▸ **EXERCISE OBJECTIVE**:
Give back each entry unchanged, minus pictures.

▸ **MATERIAL SHOWN**:
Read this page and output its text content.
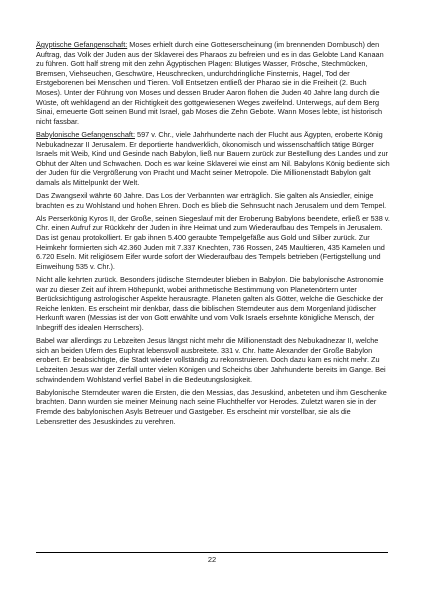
Ägyptische Gefangenschaft: Moses erhielt durch eine Gotteserscheinung (im brennenden Dornbusch) den Auftrag, das Volk der Juden aus der Sklaverei des Pharaos zu befreien und es in das Gelobte Land Kanaan zu führen. Gott half streng mit den zehn Ägyptischen Plagen: Blutiges Wasser, Frösche, Stechmücken, Bremsen, Viehseuchen, Geschwüre, Heuschrecken, undurchdringliche Finsternis, Hagel, Tod der Erstgeborenen bei Menschen und Tieren. Voll Entsetzen entließ der Pharao sie in die Freiheit (2. Buch Moses). Unter der Führung von Moses und dessen Bruder Aaron flohen die Juden 40 Jahre lang durch die Wüste, oft wehklagend an der Richtigkeit des gottgewiesenen Weges zweifelnd. Unterwegs, auf dem Berg Sinai, erneuerte Gott seinen Bund mit Israel, gab Moses die Zehn Gebote. Wann Moses lebte, ist historisch nicht fassbar.

Babylonische Gefangenschaft: 597 v. Chr., viele Jahrhunderte nach der Flucht aus Ägypten, eroberte König Nebukadnezar II Jerusalem. Er deportierte handwerklich, ökonomisch und wissenschaftlich tätige Bürger Israels mit Weib, Kind und Gesinde nach Babylon, ließ nur Bauern zurück zur Bestellung des Landes und zur Obhut der Alten und Schwachen. Doch es war keine Sklaverei wie einst am Nil. Babylons König bediente sich der Juden für die Vergrößerung von Pracht und Macht seiner Metropole. Die Millionenstadt Babylon galt damals als Mittelpunkt der Welt.

Das Zwangsexil währte 60 Jahre. Das Los der Verbannten war erträglich. Sie galten als Ansiedler, einige brachten es zu Wohlstand und hohen Ehren. Doch es blieb die Sehnsucht nach Jerusalem und dem Tempel.

Als Perserkönig Kyros II, der Große, seinen Siegeslauf mit der Eroberung Babylons beendete, erließ er 538 v. Chr. einen Aufruf zur Rückkehr der Juden in ihre Heimat und zum Wiederaufbau des Tempels in Jerusalem. Das ist genau protokolliert. Er gab ihnen 5.400 geraubte Tempelgefäße aus Gold und Silber zurück. Zur Heimkehr formierten sich 42.360 Juden mit 7.337 Knechten, 736 Rossen, 245 Maultieren, 435 Kamelen und 6.720 Eseln. Mit religiösem Eifer wurde sofort der Wiederaufbau des Tempels betrieben (Fertigstellung und Einweihung 535 v. Chr.).

Nicht alle kehrten zurück. Besonders jüdische Sterndeuter blieben in Babylon. Die babylonische Astronomie war zu dieser Zeit auf ihrem Höhepunkt, wobei arithmetische Bestimmung von Planetenörtern unter Berücksichtigung astrologischer Aspekte herausragte. Planeten galten als Götter, welche die Geschicke der Reiche lenkten. Es erscheint mir denkbar, dass die biblischen Sterndeuter aus dem Morgenland jüdischer Herkunft waren (Messias ist der von Gott erwählte und vom Volk Israels ersehnte königliche Mensch, der Inbegriff des idealen Herrschers).

Babel war allerdings zu Lebzeiten Jesus längst nicht mehr die Millionenstadt des Nebukadnezar II, welche sich an beiden Ufern des Euphrat lebensvoll ausbreitete. 331 v. Chr. hatte Alexander der Große Babylon erobert. Er beabsichtigte, die Stadt wieder vollständig zu rekonstruieren. Doch dazu kam es nicht mehr. Zu Lebzeiten Jesus war der Zerfall unter vielen Königen und Scheichs über Jahrhunderte bereits im Gange. Bei schwindendem Wohlstand verfiel Babel in die Bedeutungslosigkeit.

Babylonische Sterndeuter waren die Ersten, die den Messias, das Jesuskind, anbeteten und ihm Geschenke brachten. Dann wurden sie meiner Meinung nach seine Fluchthelfer vor Herodes. Zuletzt waren sie in der Fremde des babylonischen Asyls Betreuer und Gastgeber. Es erscheint mir vorstellbar, sie als die Lebensretter des Jesuskindes zu verehren.

22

▸ **SOLUTION TO THIS PROBLEM**:
Read this page and output its text content.
Ägyptische Gefangenschaft: Moses erhielt durch eine Gotteserscheinung (im brennenden Dornbusch) den Auftrag, das Volk der Juden aus der Sklaverei des Pharaos zu befreien und es in das Gelobte Land Kanaan zu führen. Gott half streng mit den zehn Ägyptischen Plagen: Blutiges Wasser, Frösche, Stechmücken, Bremsen, Viehseuchen, Geschwüre, Heuschrecken, undurchdringliche Finsternis, Hagel, Tod der Erstgeborenen bei Menschen und Tieren. Voll Entsetzen entließ der Pharao sie in die Freiheit (2. Buch Moses). Unter der Führung von Moses und dessen Bruder Aaron flohen die Juden 40 Jahre lang durch die Wüste, oft wehklagend an der Richtigkeit des gottgewiesenen Weges zweifelnd. Unterwegs, auf dem Berg Sinai, erneuerte Gott seinen Bund mit Israel, gab Moses die Zehn Gebote. Wann Moses lebte, ist historisch nicht fassbar.

Babylonische Gefangenschaft: 597 v. Chr., viele Jahrhunderte nach der Flucht aus Ägypten, eroberte König Nebukadnezar II Jerusalem. Er deportierte handwerklich, ökonomisch und wissenschaftlich tätige Bürger Israels mit Weib, Kind und Gesinde nach Babylon, ließ nur Bauern zurück zur Bestellung des Landes und zur Obhut der Alten und Schwachen. Doch es war keine Sklaverei wie einst am Nil. Babylons König bediente sich der Juden für die Vergrößerung von Pracht und Macht seiner Metropole. Die Millionenstadt Babylon galt damals als Mittelpunkt der Welt.

Das Zwangsexil währte 60 Jahre. Das Los der Verbannten war erträglich. Sie galten als Ansiedler, einige brachten es zu Wohlstand und hohen Ehren. Doch es blieb die Sehnsucht nach Jerusalem und dem Tempel.

Als Perserkönig Kyros II, der Große, seinen Siegeslauf mit der Eroberung Babylons beendete, erließ er 538 v. Chr. einen Aufruf zur Rückkehr der Juden in ihre Heimat und zum Wiederaufbau des Tempels in Jerusalem. Das ist genau protokolliert. Er gab ihnen 5.400 geraubte Tempelgefäße aus Gold und Silber zurück. Zur Heimkehr formierten sich 42.360 Juden mit 7.337 Knechten, 736 Rossen, 245 Maultieren, 435 Kamelen und 6.720 Eseln. Mit religiösem Eifer wurde sofort der Wiederaufbau des Tempels betrieben (Fertigstellung und Einweihung 535 v. Chr.).

Nicht alle kehrten zurück. Besonders jüdische Sterndeuter blieben in Babylon. Die babylonische Astronomie war zu dieser Zeit auf ihrem Höhepunkt, wobei arithmetische Bestimmung von Planetenörtern unter Berücksichtigung astrologischer Aspekte herausragte. Planeten galten als Götter, welche die Geschicke der Reiche lenkten. Es erscheint mir denkbar, dass die biblischen Sterndeuter aus dem Morgenland jüdischer Herkunft waren (Messias ist der von Gott erwählte und vom Volk Israels ersehnte königliche Mensch, der Inbegriff des idealen Herrschers).

Babel war allerdings zu Lebzeiten Jesus längst nicht mehr die Millionenstadt des Nebukadnezar II, welche sich an beiden Ufern des Euphrat lebensvoll ausbreitete. 331 v. Chr. hatte Alexander der Große Babylon erobert. Er beabsichtigte, die Stadt wieder vollständig zu rekonstruieren. Doch dazu kam es nicht mehr. Zu Lebzeiten Jesus war der Zerfall unter vielen Königen und Scheichs über Jahrhunderte bereits im Gange. Bei schwindendem Wohlstand verfiel Babel in die Bedeutungslosigkeit.

Babylonische Sterndeuter waren die Ersten, die den Messias, das Jesuskind, anbeteten und ihm Geschenke brachten. Dann wurden sie meiner Meinung nach seine Fluchthelfer vor Herodes. Zuletzt waren sie in der Fremde des babylonischen Asyls Betreuer und Gastgeber. Es erscheint mir vorstellbar, sie als die Lebensretter des Jesuskindes zu verehren.

22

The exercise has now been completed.